:: MATERIAL SUPPLIED ::

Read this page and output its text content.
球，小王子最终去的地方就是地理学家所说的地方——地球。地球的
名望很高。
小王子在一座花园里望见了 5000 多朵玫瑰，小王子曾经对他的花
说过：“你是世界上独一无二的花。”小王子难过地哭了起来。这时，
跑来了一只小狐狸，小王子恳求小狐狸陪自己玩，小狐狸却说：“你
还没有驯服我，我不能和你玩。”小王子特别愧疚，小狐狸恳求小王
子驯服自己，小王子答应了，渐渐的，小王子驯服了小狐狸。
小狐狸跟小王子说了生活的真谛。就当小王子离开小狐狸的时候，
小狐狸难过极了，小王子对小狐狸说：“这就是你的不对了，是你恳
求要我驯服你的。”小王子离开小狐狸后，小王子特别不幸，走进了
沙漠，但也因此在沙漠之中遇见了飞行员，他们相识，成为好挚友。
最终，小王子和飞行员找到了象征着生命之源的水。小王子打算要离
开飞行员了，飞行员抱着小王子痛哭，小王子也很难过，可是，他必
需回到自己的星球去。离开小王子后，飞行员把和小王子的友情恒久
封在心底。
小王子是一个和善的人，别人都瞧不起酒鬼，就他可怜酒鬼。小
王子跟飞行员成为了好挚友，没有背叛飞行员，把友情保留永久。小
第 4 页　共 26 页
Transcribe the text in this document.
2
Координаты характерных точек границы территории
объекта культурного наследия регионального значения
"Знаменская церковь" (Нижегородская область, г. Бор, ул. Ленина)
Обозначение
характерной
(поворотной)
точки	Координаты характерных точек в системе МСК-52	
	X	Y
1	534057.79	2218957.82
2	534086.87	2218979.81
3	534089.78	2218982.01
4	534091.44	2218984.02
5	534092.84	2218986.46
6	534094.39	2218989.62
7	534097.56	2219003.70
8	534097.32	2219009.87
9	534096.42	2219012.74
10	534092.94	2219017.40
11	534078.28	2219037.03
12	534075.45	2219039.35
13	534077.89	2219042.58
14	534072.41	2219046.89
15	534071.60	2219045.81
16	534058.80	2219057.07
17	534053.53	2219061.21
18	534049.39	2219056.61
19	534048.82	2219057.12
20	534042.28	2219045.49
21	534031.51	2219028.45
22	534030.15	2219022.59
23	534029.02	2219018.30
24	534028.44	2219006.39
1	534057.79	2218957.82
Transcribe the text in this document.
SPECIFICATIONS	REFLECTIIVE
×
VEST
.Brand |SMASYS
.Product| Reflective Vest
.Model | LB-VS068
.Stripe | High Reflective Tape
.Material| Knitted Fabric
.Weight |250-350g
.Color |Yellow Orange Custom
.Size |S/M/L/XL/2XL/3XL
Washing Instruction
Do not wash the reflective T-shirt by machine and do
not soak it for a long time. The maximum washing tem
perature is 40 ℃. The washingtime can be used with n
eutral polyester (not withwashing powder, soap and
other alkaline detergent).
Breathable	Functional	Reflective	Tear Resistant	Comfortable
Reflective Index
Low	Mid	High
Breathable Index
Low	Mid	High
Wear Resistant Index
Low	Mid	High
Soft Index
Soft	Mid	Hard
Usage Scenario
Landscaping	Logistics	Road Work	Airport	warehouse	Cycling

:::

◆ **INSTRUCTIONS FOR THE TASK**:
Could you transcribe the records in full, exactly?

◆ **WRITTEN SOLUTION**:
Read this page and output its text content.
球，小王子最终去的地方就是地理学家所说的地方——地球。地球的
名望很高。
小王子在一座花园里望见了 5000 多朵玫瑰，小王子曾经对他的花
说过：“你是世界上独一无二的花。”小王子难过地哭了起来。这时，
跑来了一只小狐狸，小王子恳求小狐狸陪自己玩，小狐狸却说：“你
还没有驯服我，我不能和你玩。”小王子特别愧疚，小狐狸恳求小王
子驯服自己，小王子答应了，渐渐的，小王子驯服了小狐狸。
小狐狸跟小王子说了生活的真谛。就当小王子离开小狐狸的时候，
小狐狸难过极了，小王子对小狐狸说：“这就是你的不对了，是你恳
求要我驯服你的。”小王子离开小狐狸后，小王子特别不幸，走进了
沙漠，但也因此在沙漠之中遇见了飞行员，他们相识，成为好挚友。
最终，小王子和飞行员找到了象征着生命之源的水。小王子打算要离
开飞行员了，飞行员抱着小王子痛哭，小王子也很难过，可是，他必
需回到自己的星球去。离开小王子后，飞行员把和小王子的友情恒久
封在心底。
小王子是一个和善的人，别人都瞧不起酒鬼，就他可怜酒鬼。小
王子跟飞行员成为了好挚友，没有背叛飞行员，把友情保留永久。小
第 4 页　共 26 页
Transcribe the text in this document.
2
Координаты характерных точек границы территории
объекта культурного наследия регионального значения
"Знаменская церковь" (Нижегородская область, г. Бор, ул. Ленина)
Обозначение
характерной
(поворотной)
точки	Координаты характерных точек в системе МСК-52	
	X	Y
1	534057.79	2218957.82
2	534086.87	2218979.81
3	534089.78	2218982.01
4	534091.44	2218984.02
5	534092.84	2218986.46
6	534094.39	2218989.62
7	534097.56	2219003.70
8	534097.32	2219009.87
9	534096.42	2219012.74
10	534092.94	2219017.40
11	534078.28	2219037.03
12	534075.45	2219039.35
13	534077.89	2219042.58
14	534072.41	2219046.89
15	534071.60	2219045.81
16	534058.80	2219057.07
17	534053.53	2219061.21
18	534049.39	2219056.61
19	534048.82	2219057.12
20	534042.28	2219045.49
21	534031.51	2219028.45
22	534030.15	2219022.59
23	534029.02	2219018.30
24	534028.44	2219006.39
1	534057.79	2218957.82
Transcribe the text in this document.
SPECIFICATIONS	REFLECTIIVE
×
VEST
.Brand |SMASYS
.Product| Reflective Vest
.Model | LB-VS068
.Stripe | High Reflective Tape
.Material| Knitted Fabric
.Weight |250-350g
.Color |Yellow Orange Custom
.Size |S/M/L/XL/2XL/3XL
Washing Instruction
Do not wash the reflective T-shirt by machine and do
not soak it for a long time. The maximum washing tem
perature is 40 ℃. The washingtime can be used with n
eutral polyester (not withwashing powder, soap and
other alkaline detergent).
Breathable	Functional	Reflective	Tear Resistant	Comfortable
Reflective Index
Low	Mid	High
Breathable Index
Low	Mid	High
Wear Resistant Index
Low	Mid	High
Soft Index
Soft	Mid	Hard
Usage Scenario
Landscaping	Logistics	Road Work	Airport	warehouse	Cycling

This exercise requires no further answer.